Rows from a figure dataset
- - -

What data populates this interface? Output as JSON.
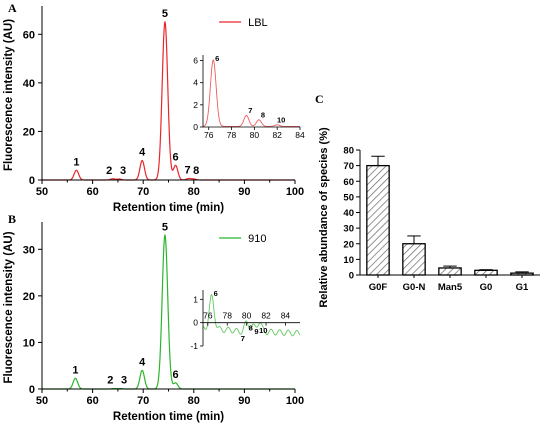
{
  "panels": [
    {
      "panel_label": "A",
      "series_name": "LBL",
      "color": "#e8262b",
      "xlabel": "Retention time (min)",
      "ylabel": "Fluorescence intensity (AU)",
      "xlim": [
        50,
        100
      ],
      "ylim": [
        0,
        70
      ],
      "xticks": [
        "50",
        "60",
        "70",
        "80",
        "90",
        "100"
      ],
      "yticks": [
        "0",
        "20",
        "40",
        "60"
      ],
      "peak_labels": [
        "1",
        "2",
        "3",
        "4",
        "5",
        "6",
        "7",
        "8"
      ],
      "inset": {
        "xlim": [
          75.5,
          84
        ],
        "ylim": [
          0,
          6.5
        ],
        "xticks": [
          "76",
          "78",
          "80",
          "82",
          "84"
        ],
        "yticks": [
          "0",
          "2",
          "4",
          "6"
        ],
        "peak_labels": [
          "6",
          "7",
          "8",
          "10"
        ]
      }
    },
    {
      "panel_label": "B",
      "series_name": "910",
      "color": "#2db52d",
      "xlabel": "Retention time (min)",
      "ylabel": "Fluorescence intensity (AU)",
      "xlim": [
        50,
        100
      ],
      "ylim": [
        0,
        35
      ],
      "xticks": [
        "50",
        "60",
        "70",
        "80",
        "90",
        "100"
      ],
      "yticks": [
        "0",
        "10",
        "20",
        "30"
      ],
      "peak_labels": [
        "1",
        "2",
        "3",
        "4",
        "5",
        "6"
      ],
      "inset": {
        "xlim": [
          75.5,
          85.5
        ],
        "ylim": [
          -1,
          1.4
        ],
        "xticks": [
          "76",
          "78",
          "80",
          "82",
          "84"
        ],
        "yticks": [
          "-1",
          "0",
          "1"
        ],
        "peak_labels": [
          "6",
          "7",
          "8",
          "9",
          "10"
        ]
      }
    }
  ],
  "chart_data": [
    {
      "type": "line",
      "title": "",
      "panel": "A",
      "xlabel": "Retention time (min)",
      "ylabel": "Fluorescence intensity (AU)",
      "xlim": [
        50,
        100
      ],
      "ylim": [
        0,
        70
      ],
      "series": [
        {
          "name": "LBL",
          "peaks": [
            {
              "label": "1",
              "x": 56.8,
              "y": 4
            },
            {
              "label": "2",
              "x": 64.0,
              "y": 0.5
            },
            {
              "label": "3",
              "x": 65.3,
              "y": 0.4
            },
            {
              "label": "4",
              "x": 69.8,
              "y": 8
            },
            {
              "label": "5",
              "x": 74.3,
              "y": 65
            },
            {
              "label": "6",
              "x": 76.4,
              "y": 6
            },
            {
              "label": "7",
              "x": 79.0,
              "y": 0.6
            },
            {
              "label": "8",
              "x": 80.0,
              "y": 0.4
            }
          ]
        }
      ],
      "inset": {
        "xlim": [
          75.5,
          84
        ],
        "ylim": [
          0,
          6.5
        ],
        "series": [
          {
            "name": "LBL",
            "peaks": [
              {
                "label": "6",
                "x": 76.4,
                "y": 6
              },
              {
                "label": "7",
                "x": 79.3,
                "y": 1.0
              },
              {
                "label": "8",
                "x": 80.4,
                "y": 0.6
              },
              {
                "label": "10",
                "x": 82.0,
                "y": 0.15
              }
            ]
          }
        ]
      }
    },
    {
      "type": "line",
      "title": "",
      "panel": "B",
      "xlabel": "Retention time (min)",
      "ylabel": "Fluorescence intensity (AU)",
      "xlim": [
        50,
        100
      ],
      "ylim": [
        0,
        35
      ],
      "series": [
        {
          "name": "910",
          "peaks": [
            {
              "label": "1",
              "x": 56.6,
              "y": 2.3
            },
            {
              "label": "2",
              "x": 64.2,
              "y": 0.1
            },
            {
              "label": "3",
              "x": 65.5,
              "y": 0.1
            },
            {
              "label": "4",
              "x": 69.8,
              "y": 4
            },
            {
              "label": "5",
              "x": 74.3,
              "y": 33
            },
            {
              "label": "6",
              "x": 76.4,
              "y": 1.3
            }
          ]
        }
      ],
      "inset": {
        "xlim": [
          75.5,
          85.5
        ],
        "ylim": [
          -1,
          1.4
        ],
        "series": [
          {
            "name": "910",
            "peaks": [
              {
                "label": "6",
                "x": 76.4,
                "y": 1.2
              },
              {
                "label": "7",
                "x": 79.2,
                "y": -0.4
              },
              {
                "label": "8",
                "x": 80.0,
                "y": 0.05
              },
              {
                "label": "9",
                "x": 80.6,
                "y": -0.1
              },
              {
                "label": "10",
                "x": 81.3,
                "y": -0.05
              }
            ]
          }
        ]
      }
    },
    {
      "type": "bar",
      "title": "",
      "panel": "C",
      "categories": [
        "G0F",
        "G0-N",
        "Man5",
        "G0",
        "G1"
      ],
      "values": [
        70,
        20,
        4.5,
        3,
        1.2
      ],
      "errors": [
        6,
        5,
        1.2,
        0.4,
        0.8
      ],
      "xlabel": "",
      "ylabel": "Relative abundance of species (%)",
      "ylim": [
        0,
        80
      ],
      "yticks": [
        "0",
        "10",
        "20",
        "30",
        "40",
        "50",
        "60",
        "70",
        "80"
      ],
      "hatch": true
    }
  ]
}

- - -

PROBLEM TO WORK ON:
All entries are to be retyped exactly. Omit any embedded images.

THE RESPONSE:
What data populates this interface? Output as JSON.
{
  "panels": [
    {
      "panel_label": "A",
      "series_name": "LBL",
      "color": "#e8262b",
      "xlabel": "Retention time (min)",
      "ylabel": "Fluorescence intensity (AU)",
      "xlim": [
        50,
        100
      ],
      "ylim": [
        0,
        70
      ],
      "xticks": [
        "50",
        "60",
        "70",
        "80",
        "90",
        "100"
      ],
      "yticks": [
        "0",
        "20",
        "40",
        "60"
      ],
      "peak_labels": [
        "1",
        "2",
        "3",
        "4",
        "5",
        "6",
        "7",
        "8"
      ],
      "inset": {
        "xlim": [
          75.5,
          84
        ],
        "ylim": [
          0,
          6.5
        ],
        "xticks": [
          "76",
          "78",
          "80",
          "82",
          "84"
        ],
        "yticks": [
          "0",
          "2",
          "4",
          "6"
        ],
        "peak_labels": [
          "6",
          "7",
          "8",
          "10"
        ]
      }
    },
    {
      "panel_label": "B",
      "series_name": "910",
      "color": "#2db52d",
      "xlabel": "Retention time (min)",
      "ylabel": "Fluorescence intensity (AU)",
      "xlim": [
        50,
        100
      ],
      "ylim": [
        0,
        35
      ],
      "xticks": [
        "50",
        "60",
        "70",
        "80",
        "90",
        "100"
      ],
      "yticks": [
        "0",
        "10",
        "20",
        "30"
      ],
      "peak_labels": [
        "1",
        "2",
        "3",
        "4",
        "5",
        "6"
      ],
      "inset": {
        "xlim": [
          75.5,
          85.5
        ],
        "ylim": [
          -1,
          1.4
        ],
        "xticks": [
          "76",
          "78",
          "80",
          "82",
          "84"
        ],
        "yticks": [
          "-1",
          "0",
          "1"
        ],
        "peak_labels": [
          "6",
          "7",
          "8",
          "9",
          "10"
        ]
      }
    }
  ],
  "chart_data": [
    {
      "type": "line",
      "title": "",
      "panel": "A",
      "xlabel": "Retention time (min)",
      "ylabel": "Fluorescence intensity (AU)",
      "xlim": [
        50,
        100
      ],
      "ylim": [
        0,
        70
      ],
      "series": [
        {
          "name": "LBL",
          "peaks": [
            {
              "label": "1",
              "x": 56.8,
              "y": 4
            },
            {
              "label": "2",
              "x": 64.0,
              "y": 0.5
            },
            {
              "label": "3",
              "x": 65.3,
              "y": 0.4
            },
            {
              "label": "4",
              "x": 69.8,
              "y": 8
            },
            {
              "label": "5",
              "x": 74.3,
              "y": 65
            },
            {
              "label": "6",
              "x": 76.4,
              "y": 6
            },
            {
              "label": "7",
              "x": 79.0,
              "y": 0.6
            },
            {
              "label": "8",
              "x": 80.0,
              "y": 0.4
            }
          ]
        }
      ],
      "inset": {
        "xlim": [
          75.5,
          84
        ],
        "ylim": [
          0,
          6.5
        ],
        "series": [
          {
            "name": "LBL",
            "peaks": [
              {
                "label": "6",
                "x": 76.4,
                "y": 6
              },
              {
                "label": "7",
                "x": 79.3,
                "y": 1.0
              },
              {
                "label": "8",
                "x": 80.4,
                "y": 0.6
              },
              {
                "label": "10",
                "x": 82.0,
                "y": 0.15
              }
            ]
          }
        ]
      }
    },
    {
      "type": "line",
      "title": "",
      "panel": "B",
      "xlabel": "Retention time (min)",
      "ylabel": "Fluorescence intensity (AU)",
      "xlim": [
        50,
        100
      ],
      "ylim": [
        0,
        35
      ],
      "series": [
        {
          "name": "910",
          "peaks": [
            {
              "label": "1",
              "x": 56.6,
              "y": 2.3
            },
            {
              "label": "2",
              "x": 64.2,
              "y": 0.1
            },
            {
              "label": "3",
              "x": 65.5,
              "y": 0.1
            },
            {
              "label": "4",
              "x": 69.8,
              "y": 4
            },
            {
              "label": "5",
              "x": 74.3,
              "y": 33
            },
            {
              "label": "6",
              "x": 76.4,
              "y": 1.3
            }
          ]
        }
      ],
      "inset": {
        "xlim": [
          75.5,
          85.5
        ],
        "ylim": [
          -1,
          1.4
        ],
        "series": [
          {
            "name": "910",
            "peaks": [
              {
                "label": "6",
                "x": 76.4,
                "y": 1.2
              },
              {
                "label": "7",
                "x": 79.2,
                "y": -0.4
              },
              {
                "label": "8",
                "x": 80.0,
                "y": 0.05
              },
              {
                "label": "9",
                "x": 80.6,
                "y": -0.1
              },
              {
                "label": "10",
                "x": 81.3,
                "y": -0.05
              }
            ]
          }
        ]
      }
    },
    {
      "type": "bar",
      "title": "",
      "panel": "C",
      "categories": [
        "G0F",
        "G0-N",
        "Man5",
        "G0",
        "G1"
      ],
      "values": [
        70,
        20,
        4.5,
        3,
        1.2
      ],
      "errors": [
        6,
        5,
        1.2,
        0.4,
        0.8
      ],
      "xlabel": "",
      "ylabel": "Relative abundance of species (%)",
      "ylim": [
        0,
        80
      ],
      "yticks": [
        "0",
        "10",
        "20",
        "30",
        "40",
        "50",
        "60",
        "70",
        "80"
      ],
      "hatch": true
    }
  ]
}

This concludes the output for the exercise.